* [Challenge]:
Keep the pictures out of the copy and print all the entries below exactly.

___ Data for processing

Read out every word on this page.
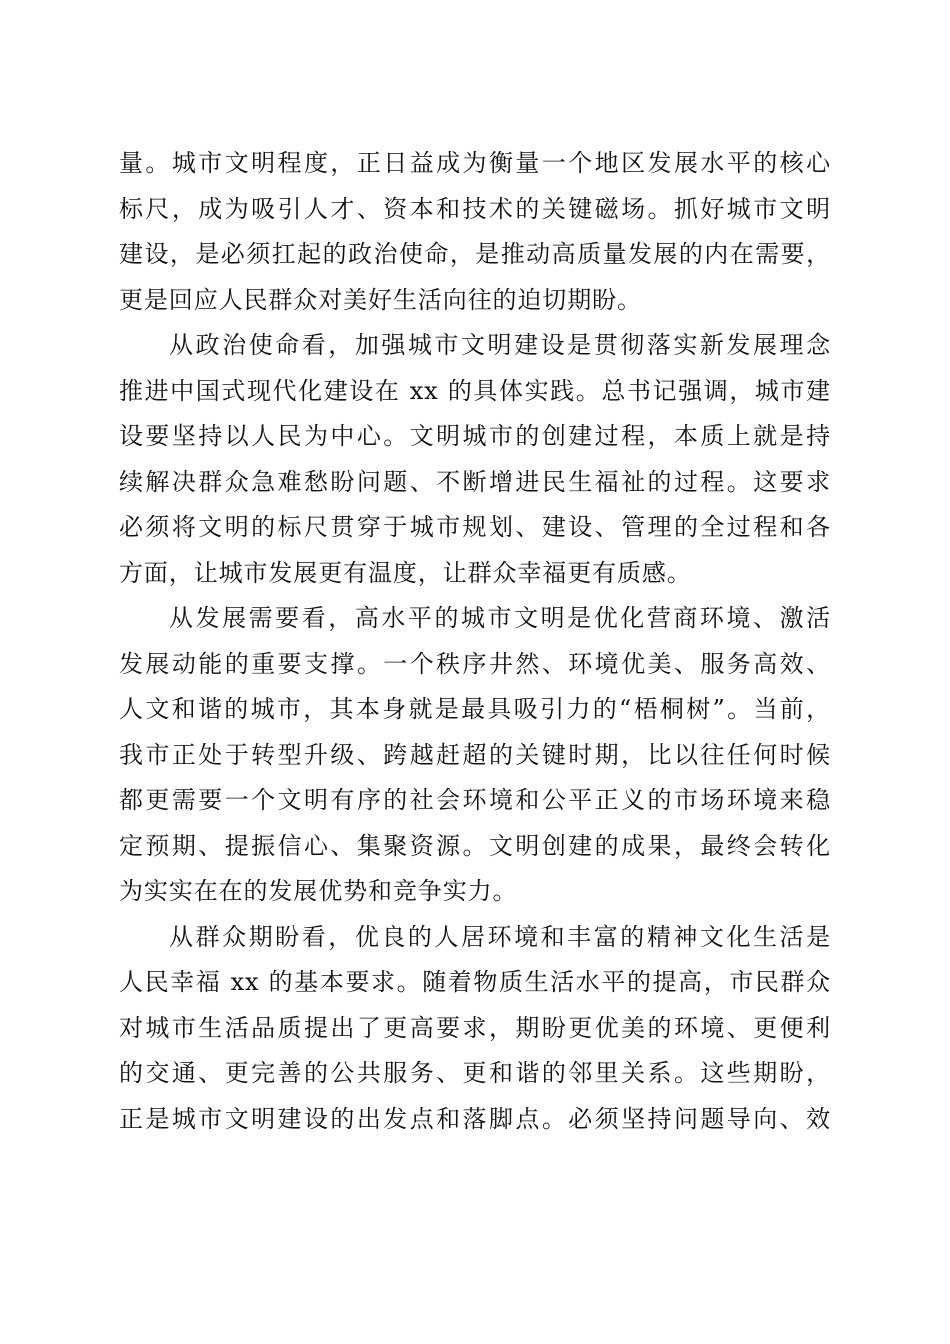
量。城市文明程度，正日益成为衡量一个地区发展水平的核心
标尺，成为吸引人才、资本和技术的关键磁场。抓好城市文明
建设，是必须扛起的政治使命，是推动高质量发展的内在需要，
更是回应人民群众对美好生活向往的迫切期盼。
从政治使命看，加强城市文明建设是贯彻落实新发展理念
推进中国式现代化建设在 xx 的具体实践。总书记强调，城市建
设要坚持以人民为中心。文明城市的创建过程，本质上就是持
续解决群众急难愁盼问题、不断增进民生福祉的过程。这要求
必须将文明的标尺贯穿于城市规划、建设、管理的全过程和各
方面，让城市发展更有温度，让群众幸福更有质感。
从发展需要看，高水平的城市文明是优化营商环境、激活
发展动能的重要支撑。一个秩序井然、环境优美、服务高效、
人文和谐的城市，其本身就是最具吸引力的“梧桐树”。当前，
我市正处于转型升级、跨越赶超的关键时期，比以往任何时候
都更需要一个文明有序的社会环境和公平正义的市场环境来稳
定预期、提振信心、集聚资源。文明创建的成果，最终会转化
为实实在在的发展优势和竞争实力。
从群众期盼看，优良的人居环境和丰富的精神文化生活是
人民幸福 xx 的基本要求。随着物质生活水平的提高，市民群众
对城市生活品质提出了更高要求，期盼更优美的环境、更便利
的交通、更完善的公共服务、更和谐的邻里关系。这些期盼，
正是城市文明建设的出发点和落脚点。必须坚持问题导向、效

______

* [Result of the task]:
Read out every word on this page.
量。城市文明程度，正日益成为衡量一个地区发展水平的核心
标尺，成为吸引人才、资本和技术的关键磁场。抓好城市文明
建设，是必须扛起的政治使命，是推动高质量发展的内在需要，
更是回应人民群众对美好生活向往的迫切期盼。
从政治使命看，加强城市文明建设是贯彻落实新发展理念
推进中国式现代化建设在 xx 的具体实践。总书记强调，城市建
设要坚持以人民为中心。文明城市的创建过程，本质上就是持
续解决群众急难愁盼问题、不断增进民生福祉的过程。这要求
必须将文明的标尺贯穿于城市规划、建设、管理的全过程和各
方面，让城市发展更有温度，让群众幸福更有质感。
从发展需要看，高水平的城市文明是优化营商环境、激活
发展动能的重要支撑。一个秩序井然、环境优美、服务高效、
人文和谐的城市，其本身就是最具吸引力的“梧桐树”。当前，
我市正处于转型升级、跨越赶超的关键时期，比以往任何时候
都更需要一个文明有序的社会环境和公平正义的市场环境来稳
定预期、提振信心、集聚资源。文明创建的成果，最终会转化
为实实在在的发展优势和竞争实力。
从群众期盼看，优良的人居环境和丰富的精神文化生活是
人民幸福 xx 的基本要求。随着物质生活水平的提高，市民群众
对城市生活品质提出了更高要求，期盼更优美的环境、更便利
的交通、更完善的公共服务、更和谐的邻里关系。这些期盼，
正是城市文明建设的出发点和落脚点。必须坚持问题导向、效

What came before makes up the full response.